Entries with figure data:

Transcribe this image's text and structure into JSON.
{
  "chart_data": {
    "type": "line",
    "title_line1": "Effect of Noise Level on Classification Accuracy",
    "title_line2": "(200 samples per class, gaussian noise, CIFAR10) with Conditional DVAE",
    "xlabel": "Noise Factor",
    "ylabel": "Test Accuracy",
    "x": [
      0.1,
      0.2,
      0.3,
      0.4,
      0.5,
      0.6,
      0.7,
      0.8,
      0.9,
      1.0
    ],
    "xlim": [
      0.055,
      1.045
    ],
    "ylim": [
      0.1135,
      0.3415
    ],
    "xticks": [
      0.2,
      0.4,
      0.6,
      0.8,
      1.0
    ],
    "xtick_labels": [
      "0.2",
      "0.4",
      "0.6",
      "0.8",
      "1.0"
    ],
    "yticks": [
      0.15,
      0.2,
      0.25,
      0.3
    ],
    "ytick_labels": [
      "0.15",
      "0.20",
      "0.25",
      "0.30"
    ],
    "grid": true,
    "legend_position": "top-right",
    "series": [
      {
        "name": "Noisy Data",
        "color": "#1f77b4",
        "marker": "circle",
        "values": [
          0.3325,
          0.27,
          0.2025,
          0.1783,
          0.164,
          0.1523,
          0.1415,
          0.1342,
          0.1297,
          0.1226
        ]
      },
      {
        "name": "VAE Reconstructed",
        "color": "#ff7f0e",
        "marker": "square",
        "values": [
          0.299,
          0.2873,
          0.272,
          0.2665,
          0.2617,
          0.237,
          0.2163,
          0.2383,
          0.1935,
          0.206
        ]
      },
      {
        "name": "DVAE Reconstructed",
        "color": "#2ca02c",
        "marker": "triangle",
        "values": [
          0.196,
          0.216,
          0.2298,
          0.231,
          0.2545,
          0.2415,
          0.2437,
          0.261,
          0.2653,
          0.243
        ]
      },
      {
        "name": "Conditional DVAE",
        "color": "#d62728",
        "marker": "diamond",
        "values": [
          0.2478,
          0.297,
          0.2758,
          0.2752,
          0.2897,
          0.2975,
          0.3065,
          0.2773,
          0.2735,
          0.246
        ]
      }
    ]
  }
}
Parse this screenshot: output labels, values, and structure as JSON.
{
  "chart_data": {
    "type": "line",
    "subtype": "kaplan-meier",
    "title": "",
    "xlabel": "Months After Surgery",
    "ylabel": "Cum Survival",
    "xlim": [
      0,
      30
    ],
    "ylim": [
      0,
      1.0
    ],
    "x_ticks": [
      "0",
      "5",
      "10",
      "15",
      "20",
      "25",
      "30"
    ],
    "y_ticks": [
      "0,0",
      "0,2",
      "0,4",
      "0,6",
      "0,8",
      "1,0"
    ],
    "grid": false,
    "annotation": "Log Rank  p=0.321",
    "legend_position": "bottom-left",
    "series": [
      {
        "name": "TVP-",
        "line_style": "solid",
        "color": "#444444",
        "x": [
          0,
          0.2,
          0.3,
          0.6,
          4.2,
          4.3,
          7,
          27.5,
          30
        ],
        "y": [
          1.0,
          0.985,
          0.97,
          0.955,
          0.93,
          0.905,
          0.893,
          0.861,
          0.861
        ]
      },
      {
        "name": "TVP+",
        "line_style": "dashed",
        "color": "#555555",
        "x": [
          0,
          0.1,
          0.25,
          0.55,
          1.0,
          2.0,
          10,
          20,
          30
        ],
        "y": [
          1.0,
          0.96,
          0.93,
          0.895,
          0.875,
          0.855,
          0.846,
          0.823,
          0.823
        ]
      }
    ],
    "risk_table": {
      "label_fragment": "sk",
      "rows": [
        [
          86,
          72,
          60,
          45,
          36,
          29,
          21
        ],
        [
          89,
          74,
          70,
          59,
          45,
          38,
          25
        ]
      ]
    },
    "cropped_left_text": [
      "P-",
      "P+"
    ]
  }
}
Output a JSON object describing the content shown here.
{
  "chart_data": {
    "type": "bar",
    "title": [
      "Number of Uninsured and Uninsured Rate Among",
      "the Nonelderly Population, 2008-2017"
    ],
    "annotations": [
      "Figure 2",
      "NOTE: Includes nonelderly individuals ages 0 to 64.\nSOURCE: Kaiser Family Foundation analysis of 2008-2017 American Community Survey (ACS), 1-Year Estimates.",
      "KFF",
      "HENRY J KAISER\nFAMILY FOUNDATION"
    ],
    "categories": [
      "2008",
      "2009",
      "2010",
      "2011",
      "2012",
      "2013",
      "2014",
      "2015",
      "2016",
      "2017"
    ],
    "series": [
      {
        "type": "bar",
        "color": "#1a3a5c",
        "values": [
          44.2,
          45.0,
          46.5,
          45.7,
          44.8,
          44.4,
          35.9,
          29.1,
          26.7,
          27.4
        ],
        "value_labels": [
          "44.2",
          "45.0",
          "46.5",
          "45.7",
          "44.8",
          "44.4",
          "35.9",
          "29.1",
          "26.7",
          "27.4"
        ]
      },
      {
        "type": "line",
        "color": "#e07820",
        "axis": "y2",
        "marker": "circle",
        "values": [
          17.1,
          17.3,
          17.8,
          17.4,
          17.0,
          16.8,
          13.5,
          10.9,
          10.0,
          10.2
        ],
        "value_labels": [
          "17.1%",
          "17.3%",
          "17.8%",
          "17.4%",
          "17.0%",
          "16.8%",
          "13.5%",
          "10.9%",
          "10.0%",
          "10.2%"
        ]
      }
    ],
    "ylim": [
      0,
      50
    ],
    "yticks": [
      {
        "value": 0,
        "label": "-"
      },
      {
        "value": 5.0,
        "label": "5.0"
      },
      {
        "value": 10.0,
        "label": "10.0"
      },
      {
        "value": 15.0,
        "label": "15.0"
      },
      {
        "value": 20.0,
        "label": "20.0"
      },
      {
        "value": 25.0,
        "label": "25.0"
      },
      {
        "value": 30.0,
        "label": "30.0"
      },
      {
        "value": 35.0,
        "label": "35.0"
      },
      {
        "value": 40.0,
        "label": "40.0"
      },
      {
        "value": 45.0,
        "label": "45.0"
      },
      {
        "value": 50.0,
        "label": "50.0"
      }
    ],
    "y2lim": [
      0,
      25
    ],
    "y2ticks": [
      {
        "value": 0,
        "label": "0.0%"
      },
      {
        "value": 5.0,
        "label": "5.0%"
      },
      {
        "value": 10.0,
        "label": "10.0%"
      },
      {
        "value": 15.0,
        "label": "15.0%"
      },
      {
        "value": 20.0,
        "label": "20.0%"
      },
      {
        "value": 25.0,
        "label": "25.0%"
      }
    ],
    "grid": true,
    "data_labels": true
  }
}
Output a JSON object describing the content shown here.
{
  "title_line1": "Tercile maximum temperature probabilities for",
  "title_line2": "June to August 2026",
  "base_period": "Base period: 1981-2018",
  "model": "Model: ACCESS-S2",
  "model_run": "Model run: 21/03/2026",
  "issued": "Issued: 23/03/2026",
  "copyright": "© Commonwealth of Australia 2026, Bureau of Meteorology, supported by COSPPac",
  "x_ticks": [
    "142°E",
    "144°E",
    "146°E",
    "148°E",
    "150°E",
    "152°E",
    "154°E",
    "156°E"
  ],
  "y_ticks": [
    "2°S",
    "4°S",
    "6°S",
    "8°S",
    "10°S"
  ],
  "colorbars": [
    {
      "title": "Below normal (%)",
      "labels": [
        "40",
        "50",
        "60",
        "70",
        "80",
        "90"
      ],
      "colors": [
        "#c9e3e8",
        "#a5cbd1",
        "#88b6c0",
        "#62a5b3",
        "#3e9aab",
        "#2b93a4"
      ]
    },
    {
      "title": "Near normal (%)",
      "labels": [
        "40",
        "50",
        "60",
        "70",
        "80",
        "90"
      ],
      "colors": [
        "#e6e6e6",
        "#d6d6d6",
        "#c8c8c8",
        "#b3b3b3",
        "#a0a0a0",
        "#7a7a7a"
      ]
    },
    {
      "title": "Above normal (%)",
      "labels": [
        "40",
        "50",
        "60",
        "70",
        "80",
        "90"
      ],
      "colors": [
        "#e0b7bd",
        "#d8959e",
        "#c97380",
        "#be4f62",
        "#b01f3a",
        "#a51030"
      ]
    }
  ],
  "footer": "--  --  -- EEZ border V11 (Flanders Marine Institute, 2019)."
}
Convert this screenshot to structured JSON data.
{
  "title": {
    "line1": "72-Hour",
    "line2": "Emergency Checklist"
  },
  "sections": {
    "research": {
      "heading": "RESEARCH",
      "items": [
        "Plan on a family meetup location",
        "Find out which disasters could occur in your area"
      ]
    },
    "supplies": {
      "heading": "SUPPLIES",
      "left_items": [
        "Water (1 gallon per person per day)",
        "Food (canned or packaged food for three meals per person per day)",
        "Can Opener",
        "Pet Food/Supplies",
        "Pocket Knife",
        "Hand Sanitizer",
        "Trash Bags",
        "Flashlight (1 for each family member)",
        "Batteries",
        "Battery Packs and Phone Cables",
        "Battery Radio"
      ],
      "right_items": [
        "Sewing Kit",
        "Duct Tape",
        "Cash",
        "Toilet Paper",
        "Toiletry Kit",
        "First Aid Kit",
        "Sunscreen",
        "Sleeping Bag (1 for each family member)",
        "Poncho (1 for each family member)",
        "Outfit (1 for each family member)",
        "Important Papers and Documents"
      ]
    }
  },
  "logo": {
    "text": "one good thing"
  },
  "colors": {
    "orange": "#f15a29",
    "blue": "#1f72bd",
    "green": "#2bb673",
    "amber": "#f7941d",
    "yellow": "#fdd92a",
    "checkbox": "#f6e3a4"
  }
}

Stated problem: Filter the records above for "ylabel" and copy every matching line.

Final result:
    "ylabel": "Test Accuracy",
    "ylabel": "Cum Survival",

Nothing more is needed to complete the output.